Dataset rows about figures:
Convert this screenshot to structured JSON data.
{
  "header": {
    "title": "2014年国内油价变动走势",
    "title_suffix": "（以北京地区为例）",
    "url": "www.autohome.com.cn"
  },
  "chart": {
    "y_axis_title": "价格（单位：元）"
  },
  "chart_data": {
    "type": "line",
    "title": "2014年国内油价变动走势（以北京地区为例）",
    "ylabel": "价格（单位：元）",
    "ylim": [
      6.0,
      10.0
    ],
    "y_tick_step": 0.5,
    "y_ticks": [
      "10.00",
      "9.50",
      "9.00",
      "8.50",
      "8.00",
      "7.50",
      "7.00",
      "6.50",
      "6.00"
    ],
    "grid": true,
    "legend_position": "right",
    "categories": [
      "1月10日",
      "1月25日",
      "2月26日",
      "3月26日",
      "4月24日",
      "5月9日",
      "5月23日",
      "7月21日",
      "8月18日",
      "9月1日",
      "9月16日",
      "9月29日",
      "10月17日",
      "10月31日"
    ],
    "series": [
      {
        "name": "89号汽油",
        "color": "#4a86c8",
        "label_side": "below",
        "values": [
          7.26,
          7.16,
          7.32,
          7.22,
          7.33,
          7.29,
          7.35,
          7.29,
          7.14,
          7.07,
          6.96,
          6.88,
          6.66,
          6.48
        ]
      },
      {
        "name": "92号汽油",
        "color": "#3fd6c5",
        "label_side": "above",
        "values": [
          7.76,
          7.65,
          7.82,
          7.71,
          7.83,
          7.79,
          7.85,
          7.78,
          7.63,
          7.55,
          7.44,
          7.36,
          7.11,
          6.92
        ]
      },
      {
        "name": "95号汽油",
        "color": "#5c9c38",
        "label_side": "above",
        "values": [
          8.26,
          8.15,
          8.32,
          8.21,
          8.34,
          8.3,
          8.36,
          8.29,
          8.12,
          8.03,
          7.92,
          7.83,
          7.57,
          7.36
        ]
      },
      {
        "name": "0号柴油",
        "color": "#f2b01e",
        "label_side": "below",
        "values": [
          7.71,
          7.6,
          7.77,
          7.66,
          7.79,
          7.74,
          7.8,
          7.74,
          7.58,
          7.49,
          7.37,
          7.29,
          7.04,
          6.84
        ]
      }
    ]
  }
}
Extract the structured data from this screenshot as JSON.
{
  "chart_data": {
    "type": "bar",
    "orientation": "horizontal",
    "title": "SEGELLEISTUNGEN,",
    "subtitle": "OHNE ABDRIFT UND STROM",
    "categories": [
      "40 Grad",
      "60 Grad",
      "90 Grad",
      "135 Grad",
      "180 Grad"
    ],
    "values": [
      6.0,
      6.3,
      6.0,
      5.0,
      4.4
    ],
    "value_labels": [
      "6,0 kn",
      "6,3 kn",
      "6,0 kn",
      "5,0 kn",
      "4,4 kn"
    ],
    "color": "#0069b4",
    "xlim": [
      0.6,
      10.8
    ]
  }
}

--

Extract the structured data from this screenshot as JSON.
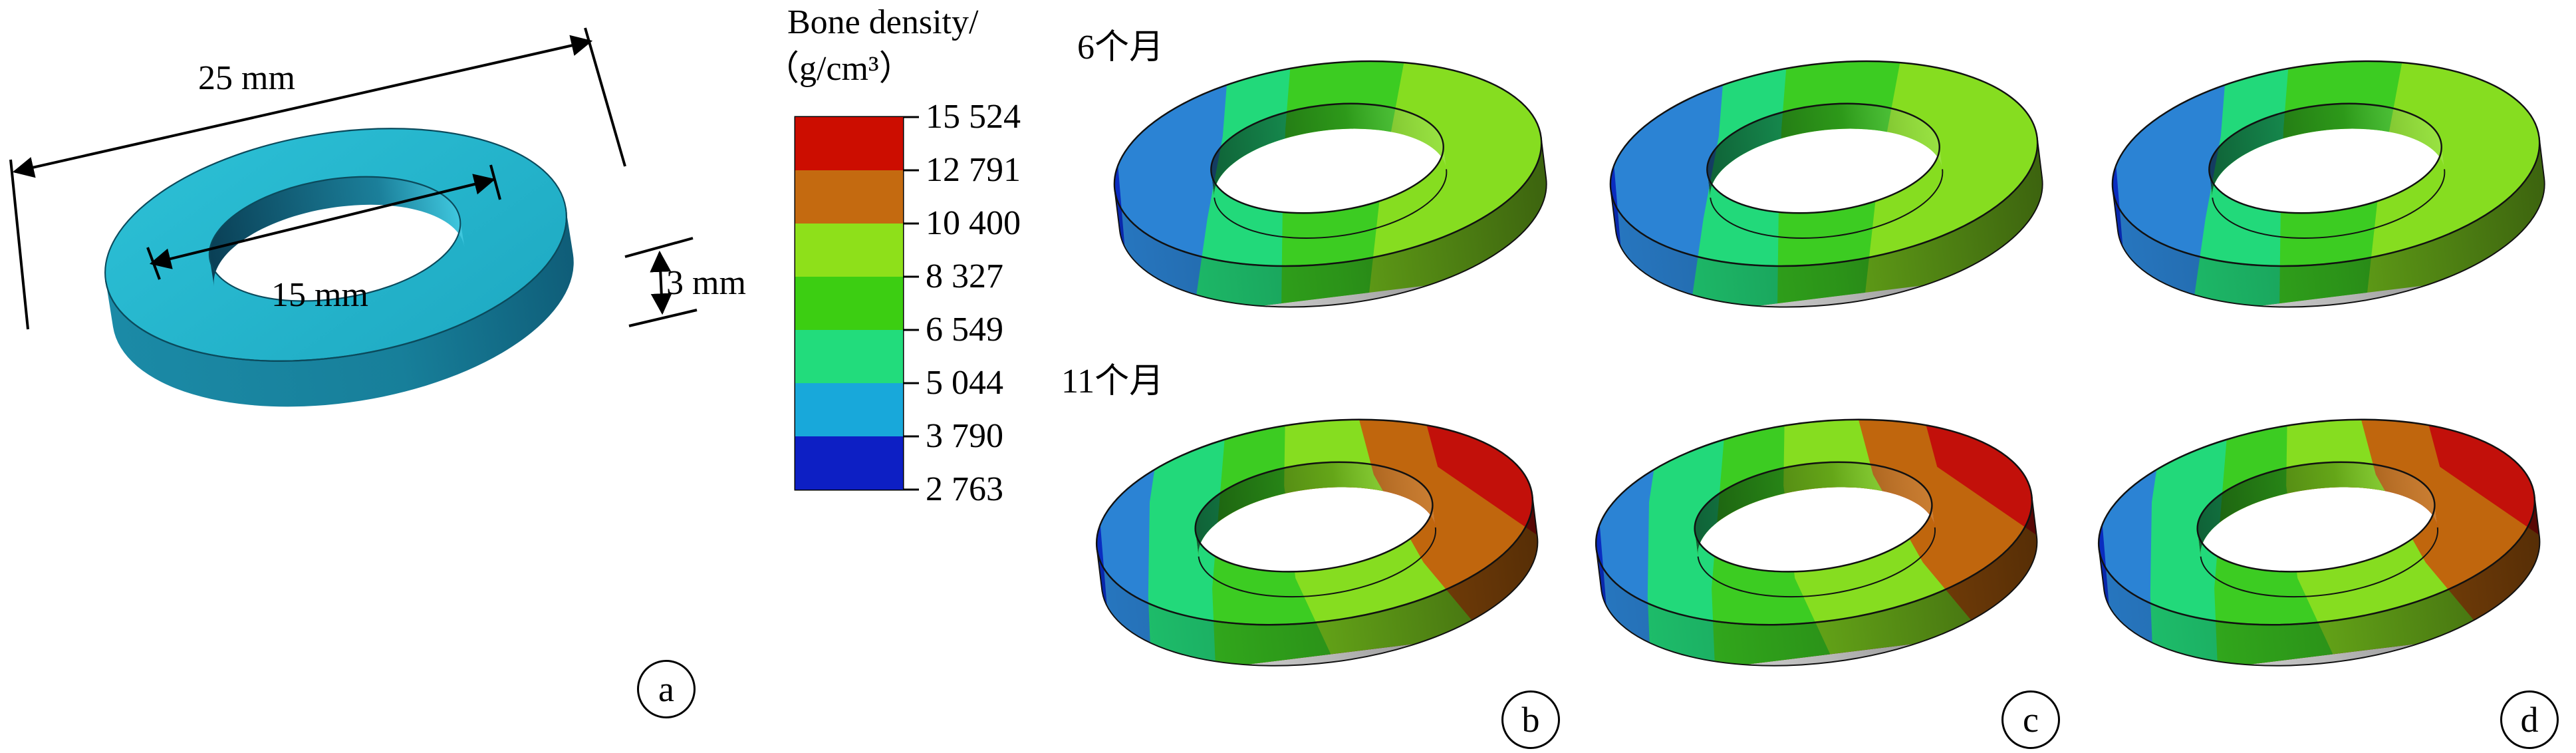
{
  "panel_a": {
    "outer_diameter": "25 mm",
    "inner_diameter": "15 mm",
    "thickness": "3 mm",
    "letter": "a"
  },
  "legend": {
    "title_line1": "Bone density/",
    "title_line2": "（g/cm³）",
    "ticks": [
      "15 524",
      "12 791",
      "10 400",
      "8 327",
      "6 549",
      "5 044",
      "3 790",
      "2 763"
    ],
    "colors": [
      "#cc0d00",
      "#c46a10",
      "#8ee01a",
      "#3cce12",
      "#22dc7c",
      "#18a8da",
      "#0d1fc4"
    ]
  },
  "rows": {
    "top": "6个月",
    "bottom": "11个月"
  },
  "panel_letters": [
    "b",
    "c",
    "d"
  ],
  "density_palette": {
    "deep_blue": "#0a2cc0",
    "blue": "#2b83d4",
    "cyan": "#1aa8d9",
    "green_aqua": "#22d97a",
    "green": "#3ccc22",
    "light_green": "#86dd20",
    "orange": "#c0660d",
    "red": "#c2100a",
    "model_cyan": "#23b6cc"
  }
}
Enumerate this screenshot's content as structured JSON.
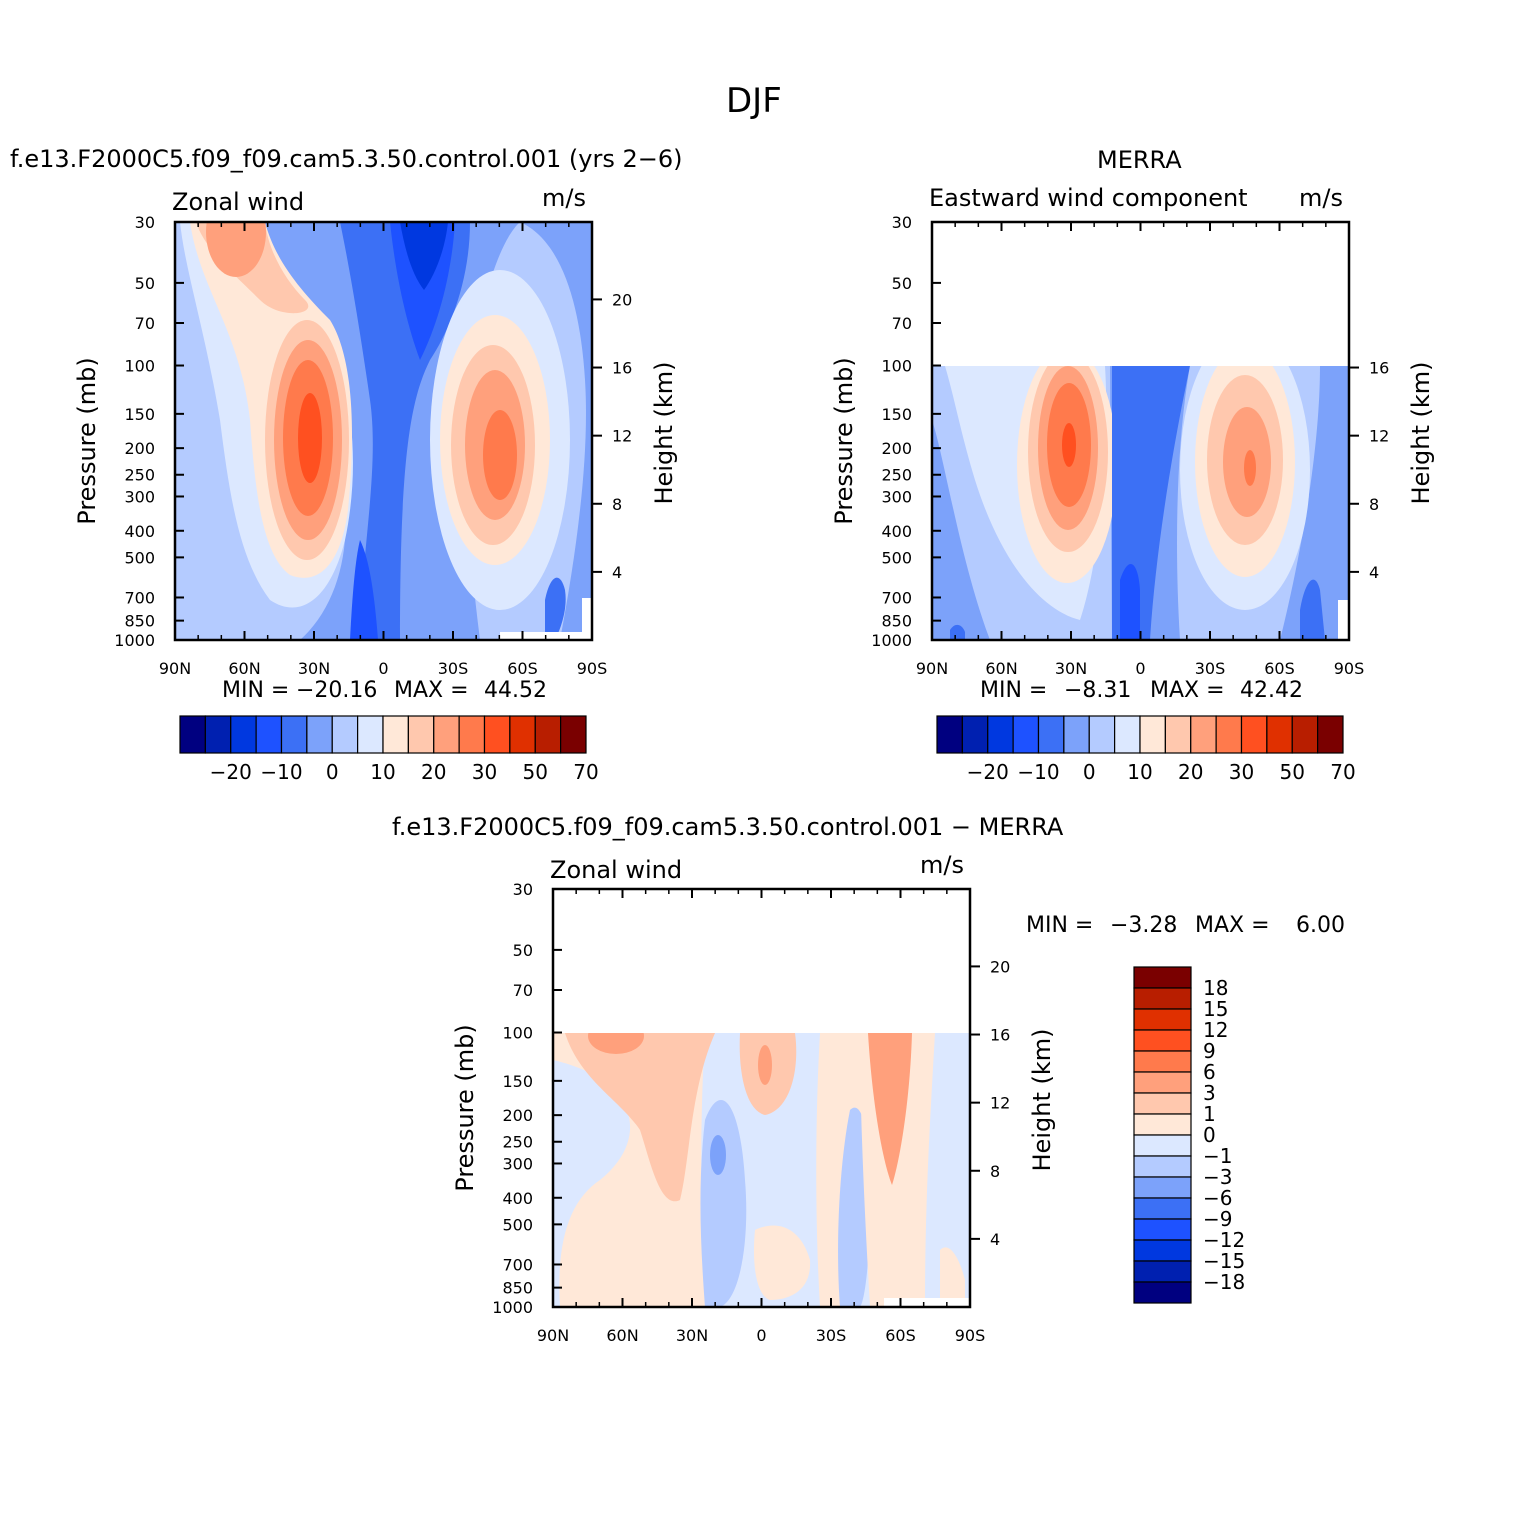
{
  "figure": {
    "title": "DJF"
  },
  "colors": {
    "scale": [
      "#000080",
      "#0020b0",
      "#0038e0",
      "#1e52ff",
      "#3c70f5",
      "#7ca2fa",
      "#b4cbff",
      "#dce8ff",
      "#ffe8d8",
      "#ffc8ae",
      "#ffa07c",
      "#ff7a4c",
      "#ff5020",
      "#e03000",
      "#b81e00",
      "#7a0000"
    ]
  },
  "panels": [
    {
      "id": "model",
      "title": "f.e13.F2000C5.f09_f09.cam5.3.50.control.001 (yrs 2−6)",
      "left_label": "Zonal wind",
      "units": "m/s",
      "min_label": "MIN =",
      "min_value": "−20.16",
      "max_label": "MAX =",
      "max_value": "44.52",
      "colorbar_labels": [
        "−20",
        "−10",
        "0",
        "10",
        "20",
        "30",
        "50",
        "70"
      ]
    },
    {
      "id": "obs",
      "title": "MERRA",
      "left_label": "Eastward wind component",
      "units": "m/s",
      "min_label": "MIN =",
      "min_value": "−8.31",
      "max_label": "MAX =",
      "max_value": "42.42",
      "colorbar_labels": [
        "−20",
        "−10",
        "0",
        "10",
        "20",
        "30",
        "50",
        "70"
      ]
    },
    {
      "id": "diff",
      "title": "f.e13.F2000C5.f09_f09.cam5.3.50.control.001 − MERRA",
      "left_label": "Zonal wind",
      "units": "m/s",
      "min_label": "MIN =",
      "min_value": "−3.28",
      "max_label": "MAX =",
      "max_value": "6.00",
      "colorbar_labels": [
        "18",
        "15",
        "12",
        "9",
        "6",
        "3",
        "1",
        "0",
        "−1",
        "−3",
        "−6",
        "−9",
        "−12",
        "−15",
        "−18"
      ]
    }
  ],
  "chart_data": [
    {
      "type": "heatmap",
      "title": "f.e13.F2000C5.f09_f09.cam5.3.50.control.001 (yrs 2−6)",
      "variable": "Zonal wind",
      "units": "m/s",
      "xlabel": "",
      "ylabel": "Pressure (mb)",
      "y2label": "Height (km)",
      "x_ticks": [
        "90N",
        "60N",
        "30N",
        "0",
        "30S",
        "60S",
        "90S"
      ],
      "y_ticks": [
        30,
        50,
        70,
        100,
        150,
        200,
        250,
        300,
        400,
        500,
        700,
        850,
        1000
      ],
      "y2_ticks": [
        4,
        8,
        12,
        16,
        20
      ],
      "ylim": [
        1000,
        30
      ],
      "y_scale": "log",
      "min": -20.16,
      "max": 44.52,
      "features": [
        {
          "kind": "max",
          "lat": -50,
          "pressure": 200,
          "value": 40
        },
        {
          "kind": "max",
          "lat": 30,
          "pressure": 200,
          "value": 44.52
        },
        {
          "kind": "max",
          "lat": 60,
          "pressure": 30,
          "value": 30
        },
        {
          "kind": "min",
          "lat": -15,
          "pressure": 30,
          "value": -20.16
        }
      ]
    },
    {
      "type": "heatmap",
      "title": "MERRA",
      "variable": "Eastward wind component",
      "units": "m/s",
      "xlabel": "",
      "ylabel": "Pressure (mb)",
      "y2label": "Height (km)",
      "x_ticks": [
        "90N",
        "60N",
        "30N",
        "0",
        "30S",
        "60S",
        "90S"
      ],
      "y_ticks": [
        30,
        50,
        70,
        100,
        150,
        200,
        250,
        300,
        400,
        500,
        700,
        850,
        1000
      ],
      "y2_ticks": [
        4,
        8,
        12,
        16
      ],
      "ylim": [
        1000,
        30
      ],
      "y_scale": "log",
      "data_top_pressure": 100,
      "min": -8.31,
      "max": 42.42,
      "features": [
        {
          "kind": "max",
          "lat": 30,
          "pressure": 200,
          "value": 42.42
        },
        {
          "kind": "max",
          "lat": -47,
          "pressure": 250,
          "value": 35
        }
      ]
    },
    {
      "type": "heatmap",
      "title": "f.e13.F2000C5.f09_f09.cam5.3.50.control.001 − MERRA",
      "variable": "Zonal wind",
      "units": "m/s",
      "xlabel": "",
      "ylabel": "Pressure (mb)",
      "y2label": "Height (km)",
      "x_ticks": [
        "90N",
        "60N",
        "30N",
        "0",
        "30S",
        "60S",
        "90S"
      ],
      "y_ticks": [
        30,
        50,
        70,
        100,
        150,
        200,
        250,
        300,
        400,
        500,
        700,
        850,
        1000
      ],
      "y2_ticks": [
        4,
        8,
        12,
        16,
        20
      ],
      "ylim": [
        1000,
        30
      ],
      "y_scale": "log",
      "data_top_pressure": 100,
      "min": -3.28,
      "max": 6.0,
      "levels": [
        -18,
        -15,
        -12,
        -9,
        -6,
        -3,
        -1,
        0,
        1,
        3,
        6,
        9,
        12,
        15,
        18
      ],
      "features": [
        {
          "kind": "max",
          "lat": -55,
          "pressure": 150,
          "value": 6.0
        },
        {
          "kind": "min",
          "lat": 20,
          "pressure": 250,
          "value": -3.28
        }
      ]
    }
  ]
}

- _Exercise goal_: Determine how many lines of the data contain the word "screenshot", and reply with that number only.

- _Correct result_: 4